▸ 书面练习 1
请把记录从开头一直到包含“810, 834, 1082]”的那一行逐字重复一遍，首尾两行都算在内，其余内容不要写。

LG - 机器学习 CV - 计算机视觉 CL - 计算与语言 AS - 音频与语音 RO - 机器人
(*表示值得重点关注)
1、[LG] **When Does Uncertainty Matter?: Understanding the Impact of Predictive Uncertainty in ML Assisted Decision Making
S McGrath, P Mehta, A Zytek, I Lage, H Lakkaraju
[Harvard University & MIT]
预测不确定性在机器学习辅助决策中的影响。研究了在机器学习辅助决策环境中,向最终用户传达的预测不确定性如何影响决策。特别地,探讨了后验预测分布的不同属性在多大程度上影响参与者对机器学习模型预测的认同。当人们观察到与预测相关的不确定性时,他们更有可能同意模型预测。这一发现与预测不确定性(后验预测分布)的性质(形状或方差)无关,表明不确定性是说服人们同意模型预测的有效工具。此外,还发现其他因素,如领域专业知识和对机器学习的熟悉程度,也决定了人们如何解释预测性不确定性,并将其纳入决策中发挥作用。**
As machine learning (ML) models are increasingly being employed to assist human decision makers, it becomes critical to provide these decision makers with relevant inputs which can help them decide if and how to incorporate model predictions into their decision making. For instance, communicating the uncertainty associated with model predictions could potentially be helpful in this regard. However, there is little to no research that systematically explores if and how conveying predictive uncertainty impacts decision making. In this work, we carry out user studies to systematically assess how people respond to different types of predictive uncertainty i.e., posterior predictive distributions with different shapes and variances, in the context of ML assisted decision making. To the best of our knowledge, this work marks one of the first attempts at studying this question. Our results demonstrate that people are more likely to agree with a model prediction when they observe the corresponding uncertainty associated with the prediction. This finding holds regardless of the properties (shape or variance) of predictive uncertainty (posterior predictive distribution), suggesting that uncertainty is an effective tool for persuading humans to agree with model predictions. Furthermore, we also find that other factors such as domain expertise and familiarity with ML also play a role in determining how someone interprets and incorporates predictive uncertainty into their decision making.
https://weibo.com/1402400261/Jug7X7x2R
2、[CV] SHAD3S: A model to Sketch, Shade and Shadow
R B Venkataramaiyer, A Joshi, S Narang, V P. Namboodiri
[Indian Institute of Technology Kanpur]
草图暗面&阴影模型SHAD3S。提出一种低成本且有效的方法来合成足够大的高保真阴影数据集,创建了一个条件生成对抗网络(CGAN),用以有条件地生成对应于3D线条图的暗面和阴影。

▸ 书面练习 2
请照原文抄写上面论文速览中从“https://weibo.com/1402400261/Jug7X7x2R”到“应于3D线条图的暗面和阴影。”的这一段。

▸ 数据条目
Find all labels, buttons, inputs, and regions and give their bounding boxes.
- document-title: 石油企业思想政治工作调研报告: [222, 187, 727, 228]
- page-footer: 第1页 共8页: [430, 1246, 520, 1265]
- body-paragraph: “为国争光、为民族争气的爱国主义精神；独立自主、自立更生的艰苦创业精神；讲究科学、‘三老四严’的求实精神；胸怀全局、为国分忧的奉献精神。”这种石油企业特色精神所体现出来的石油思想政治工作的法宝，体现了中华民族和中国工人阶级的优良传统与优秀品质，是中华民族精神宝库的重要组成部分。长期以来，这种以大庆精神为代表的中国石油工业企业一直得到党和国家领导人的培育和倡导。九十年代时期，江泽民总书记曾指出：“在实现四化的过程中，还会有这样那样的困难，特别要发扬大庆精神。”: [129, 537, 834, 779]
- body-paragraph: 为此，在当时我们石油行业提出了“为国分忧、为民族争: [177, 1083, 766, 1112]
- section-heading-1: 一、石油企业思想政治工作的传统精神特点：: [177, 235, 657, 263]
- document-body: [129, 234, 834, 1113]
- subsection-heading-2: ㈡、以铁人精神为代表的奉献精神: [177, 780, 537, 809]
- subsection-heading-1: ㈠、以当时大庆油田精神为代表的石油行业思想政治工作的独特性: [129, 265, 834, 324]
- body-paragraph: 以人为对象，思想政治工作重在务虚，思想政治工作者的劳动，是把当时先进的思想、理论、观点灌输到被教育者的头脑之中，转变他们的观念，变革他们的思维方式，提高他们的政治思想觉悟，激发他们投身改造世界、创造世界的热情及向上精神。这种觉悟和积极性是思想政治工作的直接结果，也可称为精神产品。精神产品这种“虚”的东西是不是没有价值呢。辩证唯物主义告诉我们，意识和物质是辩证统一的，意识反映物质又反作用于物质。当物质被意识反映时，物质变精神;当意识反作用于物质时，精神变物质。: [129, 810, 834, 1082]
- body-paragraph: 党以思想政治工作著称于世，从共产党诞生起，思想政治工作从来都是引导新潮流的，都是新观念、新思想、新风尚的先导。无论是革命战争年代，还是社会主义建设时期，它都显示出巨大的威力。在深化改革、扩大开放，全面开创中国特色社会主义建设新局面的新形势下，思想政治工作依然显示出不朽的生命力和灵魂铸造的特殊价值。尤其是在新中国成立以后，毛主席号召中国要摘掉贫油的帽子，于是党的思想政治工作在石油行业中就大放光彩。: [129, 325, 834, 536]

▸ 任务输出 1
Find all labels, buttons, inputs, and regions and give their bounding boxes.
- document-title: 石油企业思想政治工作调研报告: [222, 187, 727, 228]
- page-footer: 第1页 共8页: [430, 1246, 520, 1265]
- body-paragraph: “为国争光、为民族争气的爱国主义精神；独立自主、自立更生的艰苦创业精神；讲究科学、‘三老四严’的求实精神；胸怀全局、为国分忧的奉献精神。”这种石油企业特色精神所体现出来的石油思想政治工作的法宝，体现了中华民族和中国工人阶级的优良传统与优秀品质，是中华民族精神宝库的重要组成部分。长期以来，这种以大庆精神为代表的中国石油工业企业一直得到党和国家领导人的培育和倡导。九十年代时期，江泽民总书记曾指出：“在实现四化的过程中，还会有这样那样的困难，特别要发扬大庆精神。”: [129, 537, 834, 779]
- body-paragraph: 为此，在当时我们石油行业提出了“为国分忧、为民族争: [177, 1083, 766, 1112]
- section-heading-1: 一、石油企业思想政治工作的传统精神特点：: [177, 235, 657, 263]
- document-body: [129, 234, 834, 1113]
- subsection-heading-2: ㈡、以铁人精神为代表的奉献精神: [177, 780, 537, 809]
- subsection-heading-1: ㈠、以当时大庆油田精神为代表的石油行业思想政治工作的独特性: [129, 265, 834, 324]
- body-paragraph: 以人为对象，思想政治工作重在务虚，思想政治工作者的劳动，是把当时先进的思想、理论、观点灌输到被教育者的头脑之中，转变他们的观念，变革他们的思维方式，提高他们的政治思想觉悟，激发他们投身改造世界、创造世界的热情及向上精神。这种觉悟和积极性是思想政治工作的直接结果，也可称为精神产品。精神产品这种“虚”的东西是不是没有价值呢。辩证唯物主义告诉我们，意识和物质是辩证统一的，意识反映物质又反作用于物质。当物质被意识反映时，物质变精神;当意识反作用于物质时，精神变物质。: [129, 810, 834, 1082]

▸ 任务输出 2
https://weibo.com/1402400261/Jug7X7x2R
2、[CV] SHAD3S: A model to Sketch, Shade and Shadow
R B Venkataramaiyer, A Joshi, S Narang, V P. Namboodiri
[Indian Institute of Technology Kanpur]
草图暗面&阴影模型SHAD3S。提出一种低成本且有效的方法来合成足够大的高保真阴影数据集,创建了一个条件生成对抗网络(CGAN),用以有条件地生成对应于3D线条图的暗面和阴影。